Daniel Radcliffe as Allen Ginsberg in Kill Your Darlings

Daniel Radcliffe as Allen Ginsberg in Kill Your Darlings

In Sony Pictures Classics’ Kill Your Darlings, this true tale of murderous woe is elegantly told by director John Krokidas and co-writer Austin Bunn. Starring Daniel Radcliffe, Dane DeHaan and Michael C. Hall, Krokidas and Bunn relentlessly nurtured this project to fruition since they met as college roommates over a decade ago.

“The fact that in 1944 you could literally get away with murder by portraying your victim as a homosexual, pissed me off to no end and kept me up at night,” says Krokidas. “That’s why I had to tell this story.”

John Krokidas and Daniel Radcliff at the 2013 Sundance Film Festival

John Krokidas and Daniel Radcliffe at the 2013 Sundance Film Festival

But beyond Kammerer’s murder, Kill Your Darlings mostly centers on young Ginsberg, portrayed with introverted restraint by Radcliffe, in his first American role. With a perfectly clipped New Jersey accent, and hair permed into an adorably wavy 40’s Jew-fro, we see Radcliffe’s inauspicious suburban beginnings, until an acceptance letter arrives in the mail, triggering a journey into self discovery that only New York college life can bring—both inside and outside the halls of academia.

Daniel Radcliffe and Dane DeHaan in Kill Your Darlings

Daniel Radcliffe and Dane DeHaan in Kill Your Darlings

It’s not long before Ginsberg meets cocky upper-classman Carr (Dane DeHaan), who takes an instant shine to the newbie—partially because of the charge he gets from the tacit sexual stronghold he clearly holds over the wide-eyed freshman; partially because Ginsberg is a new audience for Carr’s often-pretentious literary ramblings. In any case, Carr soon shepherds Ginsberg through the New York art scene–teeming with future literary greats like Jack Kerouac and William S. Burroughs—both barely past adolescence themselves.

Whether engaged in late-night drug-fueled debates about all things existential, or whether riding the downtown train to Greenwich Village jazz clubs, where they knock back shots, chain smoke cigarettes, and bop to the music, Ginsberg and pals are constantly hatching plans to change the world through prose. Calling their movement “The New Vision”, they truly believe they have the power to buck tradition with words. Any why shouldn’t they? An open road of possibility stretches out before them, and we’re there with them, riding shotgun.

* _REQUIREMENTS_:
a – In the Kill Your Darlings review, what name do Ginsberg and his friends give their movement?
b – Please transcribe the part of the Kill Your Darlings review that opens with the words containing "Whether engaged in" and closes with "them, riding shotgun.".
c – Write the next part of the Kill Your Darlings review, picking up after its last sentence.
The listing comes from a separate source and is unrelated to the Kill Your Darlings review.

* _DATASET EXCERPT_:
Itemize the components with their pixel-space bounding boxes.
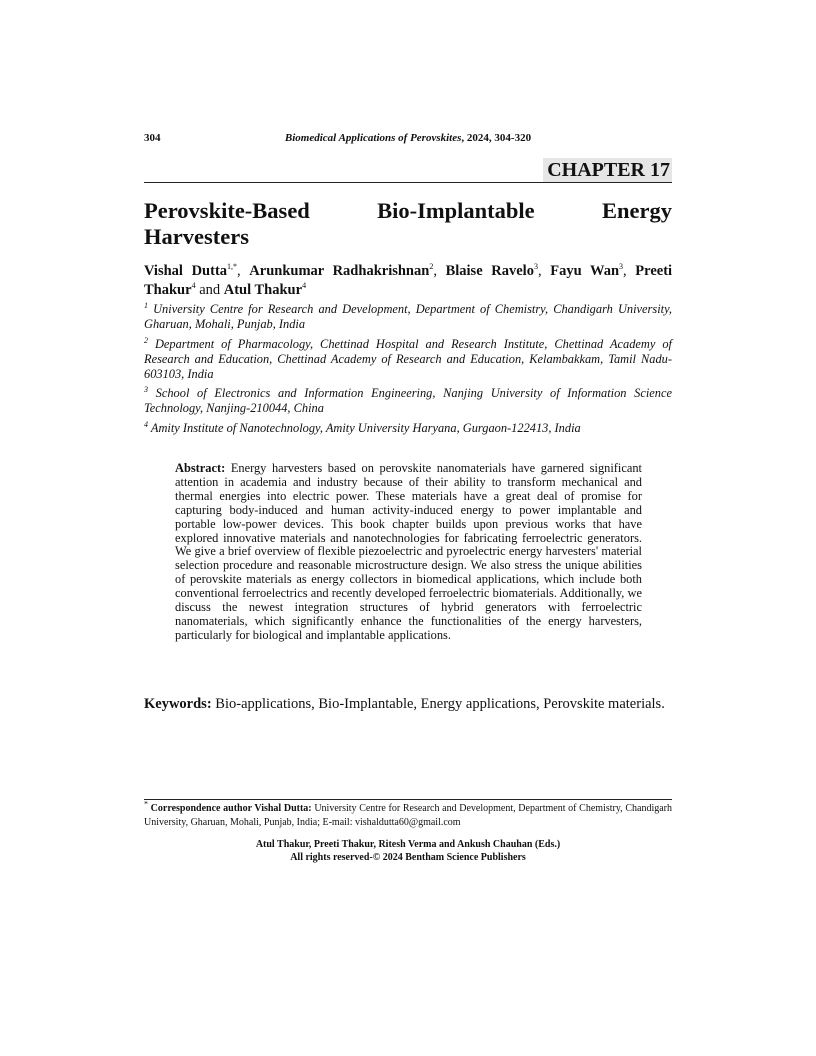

* _RESULTS OF THE EXERCISE_:
a – "The New Vision"

b –
Whether engaged in late-night drug-fueled debates about all things existential, or whether riding the downtown train to Greenwich Village jazz clubs, where they knock back shots, chain smoke cigarettes, and bop to the music, Ginsberg and pals are constantly hatching plans to change the world through prose. Calling their movement “The New Vision”, they truly believe they have the power to buck tradition with words. Any why shouldn’t they? An open road of possibility stretches out before them, and we’re there with them, riding shotgun.

c –
“I wanted the audience to leave with that feeling you get when you’re 18 and 19 years old, and everything seemed possible, and you knew you had something important to say that was different or unique. Not just what your parents taught you and not just what school taught you,” says screenwriter Bunn. “You wanted to leave your mark on the world, and the fact that these guys actually did it and created the greatest countercultural movement in the twentieth century is amazing.”

In one memorable scene, the gang of literary rebels—with flashlights in hand, breaks into the university library at night, to swap the stoic classics from the glass display case with titles from the restricted area, such as Lady Chatterley’s Lover, Ulysses, the Kama Sutra and even some pornographic illustrations. That their antics are both whimsical and profound reflects the duality of Kill Your Darlings on a more global level.

John Krokidas on set with Daniel Radcliffe

John Krokidas on set with Daniel Radcliffe

Because while  Ginsberg and friends are buoyant with abandon, rumblings of trouble are never far away–nor is Carr’s on-again-off-again lover Kammerer. Played with just the right creepy intensity by Hall (TV’s Dexter), Kammerer pens Carr’s college essays in exchange for the young man’s attention. And although Ginsberg casts a disapproving eye toward this arrangement, it’s not long before Ginsberg himself inherits that literary task, after Carr breaks it off with Kammerer for good. Evidently, integrity is easier in theory than in practice—especially when matters of the heart so thoroughly complicate things. Of course, so can being a homosexual in the 1940s. And if it seems implausible that Ginsberg would help Carr get off with the honor killing defense, in murdering a fellow homosexual, this paradox is precisely what drew Bunn to this story.

Michael C. Hall

Michael C. Hall in Kill Your Darlings

“I loved Allen Ginsberg for his openness and his honesty, and to think he was called upon to defend his best friend in an honor slaying of a known homosexual—the very thing Ginsberg went on in his life to defy–that contradiction of being in the closet and the shame around that issue was really exciting,” Bunn explains.

Destined to have a rich post-Potter film career, Radcliffe felt the same way. “Reading Allen’s teenage diaries and combining that with the character I saw in the script, I found him very likable immediately,” says Radcliffe. “His immense inner confidence didn’t marry up with what he presented to the world at the time. That difference between his inner self and outer shyness was interesting to me.”

Daniel Radcliffe

Daniel Radcliffe in Kill Your Darlings

In the end, maybe the takeaway from Kill Your Darlings is that creating true cultural change through artistic expression is inherently paradoxical, because the same hypersensitivity that allows artists to envision more evolved solutions to life’s questions, can also render the artist vulnerable to point of insecurity. Yet their impact is undeniable.

“We’re still feeling the ripple effects of the cultural revolution the Beats started,” avers Hall. “The fascination with their work coincides with a period when you were coming into awareness of the conventions that constrain you, and your appetite to transcend them.”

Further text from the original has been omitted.